• EXERCISE DETAILS
Repeat the records word for word, beginning at the first line and stopping after the line that contains "table-cell: 0 [181,305,326,336]".

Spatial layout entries
╔══

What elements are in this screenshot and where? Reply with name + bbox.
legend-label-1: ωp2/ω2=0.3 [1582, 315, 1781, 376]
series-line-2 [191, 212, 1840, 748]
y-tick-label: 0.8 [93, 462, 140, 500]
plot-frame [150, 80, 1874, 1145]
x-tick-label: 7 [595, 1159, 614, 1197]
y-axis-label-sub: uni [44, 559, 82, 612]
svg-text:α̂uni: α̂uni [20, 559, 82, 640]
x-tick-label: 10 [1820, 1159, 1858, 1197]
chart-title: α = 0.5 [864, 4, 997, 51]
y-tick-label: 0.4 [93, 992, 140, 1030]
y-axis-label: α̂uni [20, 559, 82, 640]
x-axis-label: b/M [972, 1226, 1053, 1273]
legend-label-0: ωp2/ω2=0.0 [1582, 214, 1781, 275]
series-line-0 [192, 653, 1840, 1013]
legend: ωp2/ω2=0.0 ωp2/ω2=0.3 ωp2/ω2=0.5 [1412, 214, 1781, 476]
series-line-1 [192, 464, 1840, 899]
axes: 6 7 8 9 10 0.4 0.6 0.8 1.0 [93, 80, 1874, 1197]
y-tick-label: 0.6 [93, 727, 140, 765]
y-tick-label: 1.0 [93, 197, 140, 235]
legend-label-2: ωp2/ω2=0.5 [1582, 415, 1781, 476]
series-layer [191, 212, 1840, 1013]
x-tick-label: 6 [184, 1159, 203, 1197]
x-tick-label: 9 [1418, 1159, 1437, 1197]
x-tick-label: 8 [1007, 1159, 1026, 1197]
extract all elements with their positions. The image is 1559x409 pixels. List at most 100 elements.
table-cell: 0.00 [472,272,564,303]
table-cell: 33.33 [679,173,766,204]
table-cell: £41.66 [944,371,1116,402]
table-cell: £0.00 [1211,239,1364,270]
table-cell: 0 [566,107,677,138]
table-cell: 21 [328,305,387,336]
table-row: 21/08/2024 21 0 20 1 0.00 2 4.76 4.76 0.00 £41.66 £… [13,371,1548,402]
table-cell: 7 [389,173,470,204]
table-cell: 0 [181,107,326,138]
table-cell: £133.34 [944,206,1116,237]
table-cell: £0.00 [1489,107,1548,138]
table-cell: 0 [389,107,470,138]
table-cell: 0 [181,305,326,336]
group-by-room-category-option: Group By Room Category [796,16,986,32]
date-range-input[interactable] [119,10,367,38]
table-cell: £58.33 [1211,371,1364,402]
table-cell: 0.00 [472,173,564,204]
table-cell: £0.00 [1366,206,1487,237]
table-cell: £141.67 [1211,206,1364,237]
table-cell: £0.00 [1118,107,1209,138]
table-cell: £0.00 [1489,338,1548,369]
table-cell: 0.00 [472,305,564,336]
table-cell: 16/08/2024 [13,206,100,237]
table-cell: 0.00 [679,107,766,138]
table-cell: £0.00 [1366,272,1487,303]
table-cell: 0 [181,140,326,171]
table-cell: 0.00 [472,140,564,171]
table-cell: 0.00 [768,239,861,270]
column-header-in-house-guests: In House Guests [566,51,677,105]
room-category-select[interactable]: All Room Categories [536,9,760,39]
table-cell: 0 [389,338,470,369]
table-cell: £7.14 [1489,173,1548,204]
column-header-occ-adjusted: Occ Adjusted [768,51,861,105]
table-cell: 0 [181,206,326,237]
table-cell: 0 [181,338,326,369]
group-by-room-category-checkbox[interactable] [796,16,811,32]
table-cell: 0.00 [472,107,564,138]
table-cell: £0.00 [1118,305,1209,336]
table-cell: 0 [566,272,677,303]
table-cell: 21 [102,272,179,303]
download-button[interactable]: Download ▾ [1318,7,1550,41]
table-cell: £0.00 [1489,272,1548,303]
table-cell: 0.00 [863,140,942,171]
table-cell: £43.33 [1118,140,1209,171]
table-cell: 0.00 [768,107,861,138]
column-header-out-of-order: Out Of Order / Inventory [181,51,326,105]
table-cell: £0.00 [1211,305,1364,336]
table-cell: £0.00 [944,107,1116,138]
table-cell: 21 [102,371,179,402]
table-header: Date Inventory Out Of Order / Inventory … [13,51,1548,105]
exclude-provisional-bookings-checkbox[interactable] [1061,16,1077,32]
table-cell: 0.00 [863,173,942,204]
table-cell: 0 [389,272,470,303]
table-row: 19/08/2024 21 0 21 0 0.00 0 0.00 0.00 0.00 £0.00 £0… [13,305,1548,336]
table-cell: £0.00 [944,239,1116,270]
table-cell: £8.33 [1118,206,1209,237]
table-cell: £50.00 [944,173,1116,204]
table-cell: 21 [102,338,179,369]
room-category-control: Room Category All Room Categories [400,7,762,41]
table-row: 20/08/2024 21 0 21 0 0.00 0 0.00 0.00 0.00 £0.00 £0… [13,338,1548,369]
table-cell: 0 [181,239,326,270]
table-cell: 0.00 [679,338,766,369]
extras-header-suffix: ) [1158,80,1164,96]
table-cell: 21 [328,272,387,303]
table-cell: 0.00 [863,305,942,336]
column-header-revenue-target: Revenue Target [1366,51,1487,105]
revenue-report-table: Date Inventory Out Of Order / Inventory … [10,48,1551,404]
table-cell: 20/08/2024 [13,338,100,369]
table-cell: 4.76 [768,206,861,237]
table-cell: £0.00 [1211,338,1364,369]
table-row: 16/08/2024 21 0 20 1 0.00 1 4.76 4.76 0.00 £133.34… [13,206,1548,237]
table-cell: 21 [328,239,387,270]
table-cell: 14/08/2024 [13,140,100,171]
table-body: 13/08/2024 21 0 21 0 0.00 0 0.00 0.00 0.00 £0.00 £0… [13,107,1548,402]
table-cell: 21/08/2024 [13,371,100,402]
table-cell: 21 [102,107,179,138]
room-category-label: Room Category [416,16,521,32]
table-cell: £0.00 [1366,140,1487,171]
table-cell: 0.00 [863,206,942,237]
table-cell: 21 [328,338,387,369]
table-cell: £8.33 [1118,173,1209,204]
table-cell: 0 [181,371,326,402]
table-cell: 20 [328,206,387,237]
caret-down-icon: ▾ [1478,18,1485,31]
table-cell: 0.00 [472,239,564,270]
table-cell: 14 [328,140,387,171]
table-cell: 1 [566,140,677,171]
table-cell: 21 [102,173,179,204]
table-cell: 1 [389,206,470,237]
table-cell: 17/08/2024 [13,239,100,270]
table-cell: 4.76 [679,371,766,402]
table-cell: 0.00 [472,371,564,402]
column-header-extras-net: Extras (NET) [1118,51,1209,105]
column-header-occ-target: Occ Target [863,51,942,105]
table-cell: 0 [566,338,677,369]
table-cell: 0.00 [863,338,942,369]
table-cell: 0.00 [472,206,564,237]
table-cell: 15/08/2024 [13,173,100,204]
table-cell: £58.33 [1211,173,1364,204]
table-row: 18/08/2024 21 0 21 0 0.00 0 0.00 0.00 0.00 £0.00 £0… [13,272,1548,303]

╚══

• RESPONSE TO THIS TASK
What elements are in this screenshot and where? Reply with name + bbox.
legend-label-1: ωp2/ω2=0.3 [1582, 315, 1781, 376]
series-line-2 [191, 212, 1840, 748]
y-tick-label: 0.8 [93, 462, 140, 500]
plot-frame [150, 80, 1874, 1145]
x-tick-label: 7 [595, 1159, 614, 1197]
y-axis-label-sub: uni [44, 559, 82, 612]
svg-text:α̂uni: α̂uni [20, 559, 82, 640]
x-tick-label: 10 [1820, 1159, 1858, 1197]
chart-title: α = 0.5 [864, 4, 997, 51]
y-tick-label: 0.4 [93, 992, 140, 1030]
y-axis-label: α̂uni [20, 559, 82, 640]
x-axis-label: b/M [972, 1226, 1053, 1273]
legend-label-0: ωp2/ω2=0.0 [1582, 214, 1781, 275]
series-line-0 [192, 653, 1840, 1013]
legend: ωp2/ω2=0.0 ωp2/ω2=0.3 ωp2/ω2=0.5 [1412, 214, 1781, 476]
series-line-1 [192, 464, 1840, 899]
axes: 6 7 8 9 10 0.4 0.6 0.8 1.0 [93, 80, 1874, 1197]
y-tick-label: 0.6 [93, 727, 140, 765]
y-tick-label: 1.0 [93, 197, 140, 235]
legend-label-2: ωp2/ω2=0.5 [1582, 415, 1781, 476]
series-layer [191, 212, 1840, 1013]
x-tick-label: 6 [184, 1159, 203, 1197]
x-tick-label: 9 [1418, 1159, 1437, 1197]
x-tick-label: 8 [1007, 1159, 1026, 1197]
extract all elements with their positions. The image is 1559x409 pixels. List at most 100 elements.
table-cell: 0.00 [472,272,564,303]
table-cell: 33.33 [679,173,766,204]
table-cell: £41.66 [944,371,1116,402]
table-cell: £0.00 [1211,239,1364,270]
table-cell: 0 [566,107,677,138]
table-cell: 21 [328,305,387,336]
table-row: 21/08/2024 21 0 20 1 0.00 2 4.76 4.76 0.00 £41.66 £… [13,371,1548,402]
table-cell: 7 [389,173,470,204]
table-cell: 0 [181,107,326,138]
table-cell: £133.34 [944,206,1116,237]
table-cell: £0.00 [1489,107,1548,138]
table-cell: 0 [389,107,470,138]
table-cell: 0 [181,305,326,336]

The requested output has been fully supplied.